#### [WORK TO COMPLETE]
Can the data below be echoed back word for word?
-*-*-
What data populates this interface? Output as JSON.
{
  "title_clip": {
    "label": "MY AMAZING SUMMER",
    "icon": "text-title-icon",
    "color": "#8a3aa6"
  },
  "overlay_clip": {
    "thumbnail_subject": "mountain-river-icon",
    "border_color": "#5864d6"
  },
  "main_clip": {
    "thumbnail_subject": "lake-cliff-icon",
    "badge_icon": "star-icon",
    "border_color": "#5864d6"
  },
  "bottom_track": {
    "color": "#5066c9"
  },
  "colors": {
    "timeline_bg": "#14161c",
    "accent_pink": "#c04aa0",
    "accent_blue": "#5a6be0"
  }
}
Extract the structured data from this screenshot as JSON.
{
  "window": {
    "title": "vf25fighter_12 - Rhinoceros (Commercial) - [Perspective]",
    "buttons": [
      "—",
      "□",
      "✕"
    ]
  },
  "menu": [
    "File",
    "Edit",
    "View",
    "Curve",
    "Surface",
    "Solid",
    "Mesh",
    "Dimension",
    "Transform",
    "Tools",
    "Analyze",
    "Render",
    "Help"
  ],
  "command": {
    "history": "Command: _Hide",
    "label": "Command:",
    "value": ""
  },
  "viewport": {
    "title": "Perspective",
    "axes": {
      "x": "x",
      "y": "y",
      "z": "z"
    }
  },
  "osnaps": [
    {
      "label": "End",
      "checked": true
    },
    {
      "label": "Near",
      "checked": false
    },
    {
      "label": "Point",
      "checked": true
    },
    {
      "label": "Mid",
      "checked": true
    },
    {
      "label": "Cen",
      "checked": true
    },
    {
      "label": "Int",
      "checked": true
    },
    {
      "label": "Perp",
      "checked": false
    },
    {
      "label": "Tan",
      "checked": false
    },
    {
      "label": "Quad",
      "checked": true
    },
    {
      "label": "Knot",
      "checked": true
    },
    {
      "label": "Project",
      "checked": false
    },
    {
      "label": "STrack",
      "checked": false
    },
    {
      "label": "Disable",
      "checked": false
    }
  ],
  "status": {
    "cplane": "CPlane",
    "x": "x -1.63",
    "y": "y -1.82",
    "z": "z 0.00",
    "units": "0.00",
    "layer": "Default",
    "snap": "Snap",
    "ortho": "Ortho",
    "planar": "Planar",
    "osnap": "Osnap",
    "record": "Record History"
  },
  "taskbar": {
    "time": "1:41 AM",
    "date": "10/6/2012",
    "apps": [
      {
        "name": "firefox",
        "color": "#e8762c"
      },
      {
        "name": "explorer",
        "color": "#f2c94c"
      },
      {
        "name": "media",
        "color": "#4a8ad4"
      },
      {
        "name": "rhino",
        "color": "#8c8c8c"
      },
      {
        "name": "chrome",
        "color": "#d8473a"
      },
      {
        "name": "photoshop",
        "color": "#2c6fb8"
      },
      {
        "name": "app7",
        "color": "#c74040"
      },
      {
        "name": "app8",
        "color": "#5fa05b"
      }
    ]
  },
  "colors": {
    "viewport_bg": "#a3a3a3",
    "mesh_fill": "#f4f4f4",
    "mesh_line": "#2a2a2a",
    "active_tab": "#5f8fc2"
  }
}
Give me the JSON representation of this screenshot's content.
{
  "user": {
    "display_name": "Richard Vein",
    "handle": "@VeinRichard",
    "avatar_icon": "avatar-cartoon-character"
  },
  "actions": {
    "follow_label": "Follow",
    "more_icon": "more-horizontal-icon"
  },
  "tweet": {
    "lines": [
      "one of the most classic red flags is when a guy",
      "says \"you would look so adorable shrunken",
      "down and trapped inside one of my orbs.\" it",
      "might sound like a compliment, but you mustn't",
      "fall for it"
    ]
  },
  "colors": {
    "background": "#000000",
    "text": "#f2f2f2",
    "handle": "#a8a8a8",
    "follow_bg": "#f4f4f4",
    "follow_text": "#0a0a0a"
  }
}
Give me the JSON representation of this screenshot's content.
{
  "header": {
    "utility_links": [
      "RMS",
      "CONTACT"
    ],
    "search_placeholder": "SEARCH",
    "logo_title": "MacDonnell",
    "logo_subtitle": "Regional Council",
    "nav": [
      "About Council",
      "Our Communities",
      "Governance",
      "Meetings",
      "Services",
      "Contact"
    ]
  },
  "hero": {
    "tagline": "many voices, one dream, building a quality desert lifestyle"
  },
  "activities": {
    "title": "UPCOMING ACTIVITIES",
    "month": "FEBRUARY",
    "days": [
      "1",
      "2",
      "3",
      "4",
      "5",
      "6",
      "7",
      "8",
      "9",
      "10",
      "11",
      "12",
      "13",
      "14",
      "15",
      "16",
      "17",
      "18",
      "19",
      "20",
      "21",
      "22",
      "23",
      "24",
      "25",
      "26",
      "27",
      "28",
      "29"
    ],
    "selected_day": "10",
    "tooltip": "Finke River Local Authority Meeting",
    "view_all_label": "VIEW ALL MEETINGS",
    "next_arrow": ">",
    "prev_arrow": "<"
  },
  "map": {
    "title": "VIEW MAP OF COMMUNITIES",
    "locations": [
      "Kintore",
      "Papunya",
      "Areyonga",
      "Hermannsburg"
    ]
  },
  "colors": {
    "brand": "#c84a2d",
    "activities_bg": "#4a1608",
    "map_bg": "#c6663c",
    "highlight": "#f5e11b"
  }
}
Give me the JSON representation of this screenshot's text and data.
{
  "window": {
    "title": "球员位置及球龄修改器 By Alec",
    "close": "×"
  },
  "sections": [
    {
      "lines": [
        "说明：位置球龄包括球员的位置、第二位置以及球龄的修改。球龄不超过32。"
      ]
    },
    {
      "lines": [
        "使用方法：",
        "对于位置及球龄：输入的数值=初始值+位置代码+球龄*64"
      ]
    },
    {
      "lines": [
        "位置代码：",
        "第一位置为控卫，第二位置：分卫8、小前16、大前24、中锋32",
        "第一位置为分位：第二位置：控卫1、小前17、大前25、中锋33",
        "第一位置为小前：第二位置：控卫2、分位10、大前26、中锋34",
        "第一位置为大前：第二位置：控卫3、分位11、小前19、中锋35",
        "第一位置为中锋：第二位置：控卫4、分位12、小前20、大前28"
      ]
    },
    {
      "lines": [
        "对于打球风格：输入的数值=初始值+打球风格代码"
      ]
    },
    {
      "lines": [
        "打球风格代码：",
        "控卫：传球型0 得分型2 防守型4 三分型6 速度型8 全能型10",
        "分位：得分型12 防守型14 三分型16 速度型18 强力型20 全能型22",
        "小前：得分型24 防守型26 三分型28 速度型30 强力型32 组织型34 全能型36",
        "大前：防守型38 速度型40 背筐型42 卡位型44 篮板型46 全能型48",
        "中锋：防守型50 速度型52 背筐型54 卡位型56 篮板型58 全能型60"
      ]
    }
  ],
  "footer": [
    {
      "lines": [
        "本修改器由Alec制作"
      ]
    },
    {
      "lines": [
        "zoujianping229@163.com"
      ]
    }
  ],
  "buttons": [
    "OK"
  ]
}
-*-*-
#### [RESULT]
What data populates this interface? Output as JSON.
{
  "title_clip": {
    "label": "MY AMAZING SUMMER",
    "icon": "text-title-icon",
    "color": "#8a3aa6"
  },
  "overlay_clip": {
    "thumbnail_subject": "mountain-river-icon",
    "border_color": "#5864d6"
  },
  "main_clip": {
    "thumbnail_subject": "lake-cliff-icon",
    "badge_icon": "star-icon",
    "border_color": "#5864d6"
  },
  "bottom_track": {
    "color": "#5066c9"
  },
  "colors": {
    "timeline_bg": "#14161c",
    "accent_pink": "#c04aa0",
    "accent_blue": "#5a6be0"
  }
}
Extract the structured data from this screenshot as JSON.
{
  "window": {
    "title": "vf25fighter_12 - Rhinoceros (Commercial) - [Perspective]",
    "buttons": [
      "—",
      "□",
      "✕"
    ]
  },
  "menu": [
    "File",
    "Edit",
    "View",
    "Curve",
    "Surface",
    "Solid",
    "Mesh",
    "Dimension",
    "Transform",
    "Tools",
    "Analyze",
    "Render",
    "Help"
  ],
  "command": {
    "history": "Command: _Hide",
    "label": "Command:",
    "value": ""
  },
  "viewport": {
    "title": "Perspective",
    "axes": {
      "x": "x",
      "y": "y",
      "z": "z"
    }
  },
  "osnaps": [
    {
      "label": "End",
      "checked": true
    },
    {
      "label": "Near",
      "checked": false
    },
    {
      "label": "Point",
      "checked": true
    },
    {
      "label": "Mid",
      "checked": true
    },
    {
      "label": "Cen",
      "checked": true
    },
    {
      "label": "Int",
      "checked": true
    },
    {
      "label": "Perp",
      "checked": false
    },
    {
      "label": "Tan",
      "checked": false
    },
    {
      "label": "Quad",
      "checked": true
    },
    {
      "label": "Knot",
      "checked": true
    },
    {
      "label": "Project",
      "checked": false
    },
    {
      "label": "STrack",
      "checked": false
    },
    {
      "label": "Disable",
      "checked": false
    }
  ],
  "status": {
    "cplane": "CPlane",
    "x": "x -1.63",
    "y": "y -1.82",
    "z": "z 0.00",
    "units": "0.00",
    "layer": "Default",
    "snap": "Snap",
    "ortho": "Ortho",
    "planar": "Planar",
    "osnap": "Osnap",
    "record": "Record History"
  },
  "taskbar": {
    "time": "1:41 AM",
    "date": "10/6/2012",
    "apps": [
      {
        "name": "firefox",
        "color": "#e8762c"
      },
      {
        "name": "explorer",
        "color": "#f2c94c"
      },
      {
        "name": "media",
        "color": "#4a8ad4"
      },
      {
        "name": "rhino",
        "color": "#8c8c8c"
      },
      {
        "name": "chrome",
        "color": "#d8473a"
      },
      {
        "name": "photoshop",
        "color": "#2c6fb8"
      },
      {
        "name": "app7",
        "color": "#c74040"
      },
      {
        "name": "app8",
        "color": "#5fa05b"
      }
    ]
  },
  "colors": {
    "viewport_bg": "#a3a3a3",
    "mesh_fill": "#f4f4f4",
    "mesh_line": "#2a2a2a",
    "active_tab": "#5f8fc2"
  }
}
Give me the JSON representation of this screenshot's content.
{
  "user": {
    "display_name": "Richard Vein",
    "handle": "@VeinRichard",
    "avatar_icon": "avatar-cartoon-character"
  },
  "actions": {
    "follow_label": "Follow",
    "more_icon": "more-horizontal-icon"
  },
  "tweet": {
    "lines": [
      "one of the most classic red flags is when a guy",
      "says \"you would look so adorable shrunken",
      "down and trapped inside one of my orbs.\" it",
      "might sound like a compliment, but you mustn't",
      "fall for it"
    ]
  },
  "colors": {
    "background": "#000000",
    "text": "#f2f2f2",
    "handle": "#a8a8a8",
    "follow_bg": "#f4f4f4",
    "follow_text": "#0a0a0a"
  }
}
Give me the JSON representation of this screenshot's content.
{
  "header": {
    "utility_links": [
      "RMS",
      "CONTACT"
    ],
    "search_placeholder": "SEARCH",
    "logo_title": "MacDonnell",
    "logo_subtitle": "Regional Council",
    "nav": [
      "About Council",
      "Our Communities",
      "Governance",
      "Meetings",
      "Services",
      "Contact"
    ]
  },
  "hero": {
    "tagline": "many voices, one dream, building a quality desert lifestyle"
  },
  "activities": {
    "title": "UPCOMING ACTIVITIES",
    "month": "FEBRUARY",
    "days": [
      "1",
      "2",
      "3",
      "4",
      "5",
      "6",
      "7",
      "8",
      "9",
      "10",
      "11",
      "12",
      "13",
      "14",
      "15",
      "16",
      "17",
      "18",
      "19",
      "20",
      "21",
      "22",
      "23",
      "24",
      "25",
      "26",
      "27",
      "28",
      "29"
    ],
    "selected_day": "10",
    "tooltip": "Finke River Local Authority Meeting",
    "view_all_label": "VIEW ALL MEETINGS",
    "next_arrow": ">",
    "prev_arrow": "<"
  },
  "map": {
    "title": "VIEW MAP OF COMMUNITIES",
    "locations": [
      "Kintore",
      "Papunya",
      "Areyonga",
      "Hermannsburg"
    ]
  },
  "colors": {
    "brand": "#c84a2d",
    "activities_bg": "#4a1608",
    "map_bg": "#c6663c",
    "highlight": "#f5e11b"
  }
}
Give me the JSON representation of this screenshot's text and data.
{
  "window": {
    "title": "球员位置及球龄修改器 By Alec",
    "close": "×"
  },
  "sections": [
    {
      "lines": [
        "说明：位置球龄包括球员的位置、第二位置以及球龄的修改。球龄不超过32。"
      ]
    },
    {
      "lines": [
        "使用方法：",
        "对于位置及球龄：输入的数值=初始值+位置代码+球龄*64"
      ]
    },
    {
      "lines": [
        "位置代码：",
        "第一位置为控卫，第二位置：分卫8、小前16、大前24、中锋32",
        "第一位置为分位：第二位置：控卫1、小前17、大前25、中锋33",
        "第一位置为小前：第二位置：控卫2、分位10、大前26、中锋34",
        "第一位置为大前：第二位置：控卫3、分位11、小前19、中锋35",
        "第一位置为中锋：第二位置：控卫4、分位12、小前20、大前28"
      ]
    },
    {
      "lines": [
        "对于打球风格：输入的数值=初始值+打球风格代码"
      ]
    },
    {
      "lines": [
        "打球风格代码：",
        "控卫：传球型0 得分型2 防守型4 三分型6 速度型8 全能型10",
        "分位：得分型12 防守型14 三分型16 速度型18 强力型20 全能型22",
        "小前：得分型24 防守型26 三分型28 速度型30 强力型32 组织型34 全能型36",
        "大前：防守型38 速度型40 背筐型42 卡位型44 篮板型46 全能型48",
        "中锋：防守型50 速度型52 背筐型54 卡位型56 篮板型58 全能型60"
      ]
    }
  ],
  "footer": [
    {
      "lines": [
        "本修改器由Alec制作"
      ]
    },
    {
      "lines": [
        "zoujianping229@163.com"
      ]
    }
  ],
  "buttons": [
    "OK"
  ]
}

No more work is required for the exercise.